_GOAL OF THE EXERCISE_. Go through the material below and copy all lines with "xlabel".

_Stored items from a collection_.
-*-*-
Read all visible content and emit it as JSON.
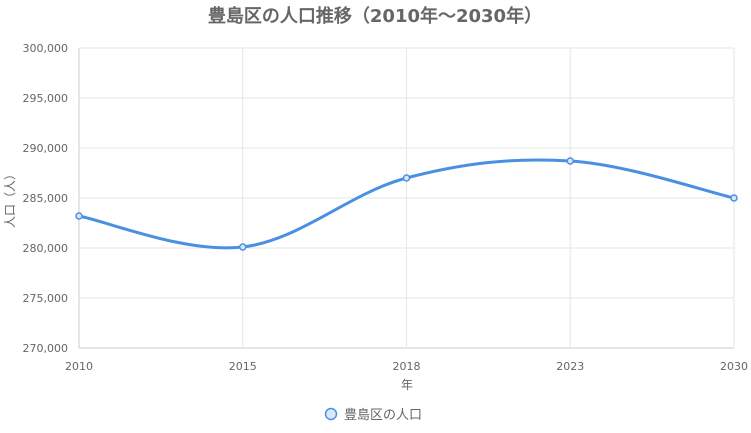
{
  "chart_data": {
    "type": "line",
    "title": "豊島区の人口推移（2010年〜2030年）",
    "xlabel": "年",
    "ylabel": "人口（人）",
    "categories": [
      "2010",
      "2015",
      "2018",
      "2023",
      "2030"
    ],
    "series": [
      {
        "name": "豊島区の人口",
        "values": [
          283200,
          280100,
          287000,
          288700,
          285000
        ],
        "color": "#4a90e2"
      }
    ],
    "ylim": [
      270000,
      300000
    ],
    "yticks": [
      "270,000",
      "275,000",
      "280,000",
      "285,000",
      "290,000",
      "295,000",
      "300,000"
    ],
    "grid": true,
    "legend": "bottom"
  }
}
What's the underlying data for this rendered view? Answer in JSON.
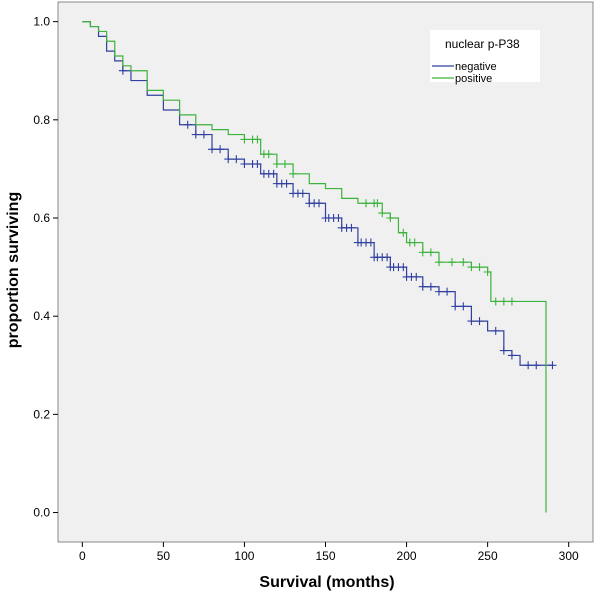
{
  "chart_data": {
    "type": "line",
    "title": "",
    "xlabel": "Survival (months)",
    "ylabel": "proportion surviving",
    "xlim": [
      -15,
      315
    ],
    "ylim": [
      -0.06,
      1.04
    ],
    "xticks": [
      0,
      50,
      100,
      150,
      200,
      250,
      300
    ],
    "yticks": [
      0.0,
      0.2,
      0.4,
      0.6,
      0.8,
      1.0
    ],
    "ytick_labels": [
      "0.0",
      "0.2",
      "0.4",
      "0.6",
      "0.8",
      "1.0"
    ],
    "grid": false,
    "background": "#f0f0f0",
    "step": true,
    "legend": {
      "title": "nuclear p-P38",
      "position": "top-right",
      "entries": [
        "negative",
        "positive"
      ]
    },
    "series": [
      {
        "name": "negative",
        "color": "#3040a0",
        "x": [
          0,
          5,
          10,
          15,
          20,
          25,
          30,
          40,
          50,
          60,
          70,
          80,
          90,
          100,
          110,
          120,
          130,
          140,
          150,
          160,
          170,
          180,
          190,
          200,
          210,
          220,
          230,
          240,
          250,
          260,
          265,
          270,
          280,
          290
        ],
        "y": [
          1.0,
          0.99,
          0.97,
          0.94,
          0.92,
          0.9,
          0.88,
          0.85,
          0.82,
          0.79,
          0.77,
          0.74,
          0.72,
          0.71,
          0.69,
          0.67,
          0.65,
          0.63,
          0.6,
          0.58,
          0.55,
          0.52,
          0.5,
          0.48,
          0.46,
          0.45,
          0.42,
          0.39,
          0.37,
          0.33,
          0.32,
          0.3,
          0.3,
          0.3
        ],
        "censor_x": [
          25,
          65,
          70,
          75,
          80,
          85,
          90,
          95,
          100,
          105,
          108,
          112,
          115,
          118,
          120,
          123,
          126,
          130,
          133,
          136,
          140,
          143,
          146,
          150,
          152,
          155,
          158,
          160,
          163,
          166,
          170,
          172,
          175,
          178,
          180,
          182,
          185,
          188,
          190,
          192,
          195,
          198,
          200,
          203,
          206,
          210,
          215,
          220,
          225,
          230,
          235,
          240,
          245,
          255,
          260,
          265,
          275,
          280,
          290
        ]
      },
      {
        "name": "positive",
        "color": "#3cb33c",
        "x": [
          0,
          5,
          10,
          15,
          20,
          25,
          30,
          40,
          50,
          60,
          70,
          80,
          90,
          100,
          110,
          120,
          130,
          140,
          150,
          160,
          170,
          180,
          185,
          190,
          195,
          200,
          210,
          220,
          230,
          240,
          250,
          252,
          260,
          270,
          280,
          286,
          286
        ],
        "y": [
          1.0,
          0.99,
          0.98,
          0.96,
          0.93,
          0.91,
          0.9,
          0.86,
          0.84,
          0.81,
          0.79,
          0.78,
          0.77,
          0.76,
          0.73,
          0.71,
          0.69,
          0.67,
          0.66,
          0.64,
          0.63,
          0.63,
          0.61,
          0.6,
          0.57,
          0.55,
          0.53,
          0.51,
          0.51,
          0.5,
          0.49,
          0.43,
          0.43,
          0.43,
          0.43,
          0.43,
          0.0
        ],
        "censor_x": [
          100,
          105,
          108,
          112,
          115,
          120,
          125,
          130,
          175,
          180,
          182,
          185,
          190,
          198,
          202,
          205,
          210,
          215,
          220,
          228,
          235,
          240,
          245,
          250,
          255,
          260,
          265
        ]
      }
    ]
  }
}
-*-*-
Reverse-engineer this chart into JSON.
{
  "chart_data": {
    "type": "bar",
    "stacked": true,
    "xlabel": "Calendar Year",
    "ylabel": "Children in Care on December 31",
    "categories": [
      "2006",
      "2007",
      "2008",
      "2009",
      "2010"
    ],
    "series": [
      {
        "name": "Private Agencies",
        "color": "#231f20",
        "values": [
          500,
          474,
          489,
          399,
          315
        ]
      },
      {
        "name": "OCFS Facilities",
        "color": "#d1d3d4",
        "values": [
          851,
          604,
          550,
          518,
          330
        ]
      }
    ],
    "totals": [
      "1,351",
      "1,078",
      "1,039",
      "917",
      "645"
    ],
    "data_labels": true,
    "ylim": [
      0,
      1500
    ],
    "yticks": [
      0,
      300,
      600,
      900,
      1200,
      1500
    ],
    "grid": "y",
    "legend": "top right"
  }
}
-*-*-
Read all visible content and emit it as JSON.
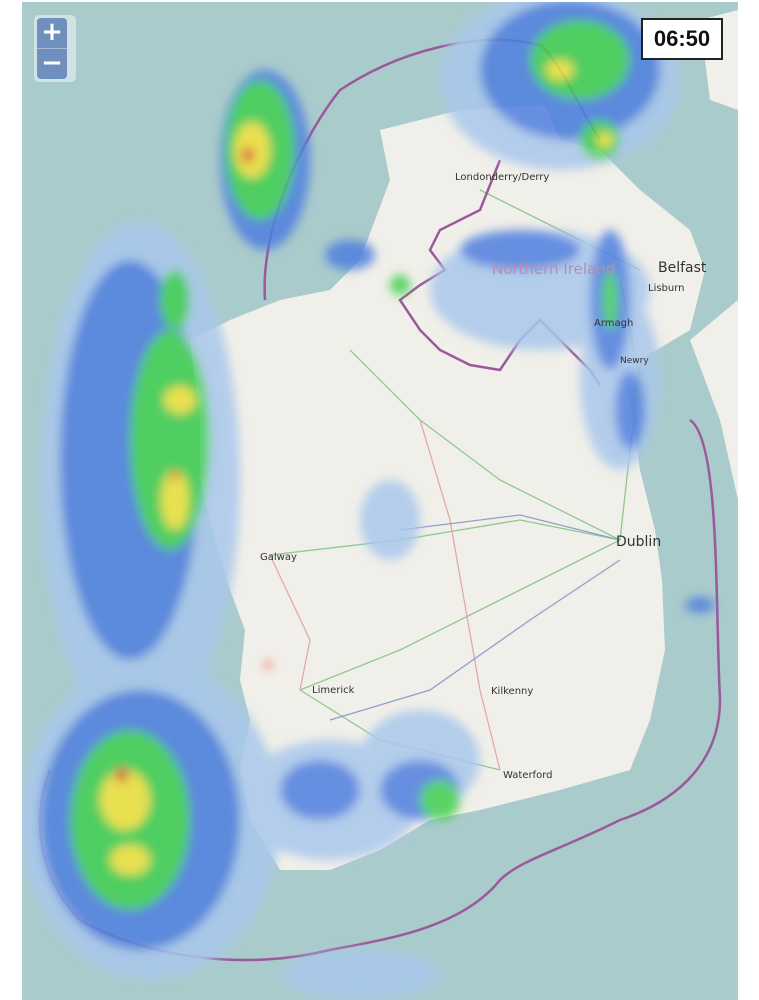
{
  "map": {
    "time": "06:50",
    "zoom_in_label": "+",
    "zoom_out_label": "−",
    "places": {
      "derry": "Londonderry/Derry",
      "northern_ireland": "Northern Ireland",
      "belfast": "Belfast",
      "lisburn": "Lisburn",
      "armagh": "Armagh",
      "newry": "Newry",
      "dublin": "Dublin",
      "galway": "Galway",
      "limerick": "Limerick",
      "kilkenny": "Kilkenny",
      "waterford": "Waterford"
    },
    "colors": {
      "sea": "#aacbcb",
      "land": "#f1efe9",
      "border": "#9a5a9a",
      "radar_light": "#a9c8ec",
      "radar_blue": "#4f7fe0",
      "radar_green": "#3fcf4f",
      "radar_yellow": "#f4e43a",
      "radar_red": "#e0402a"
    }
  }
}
-*-*-
_WRITTEN REPLY_.
    "xlabel": "年",
    "xlabel": "Survival (months)",
    "xlabel": "Calendar Year",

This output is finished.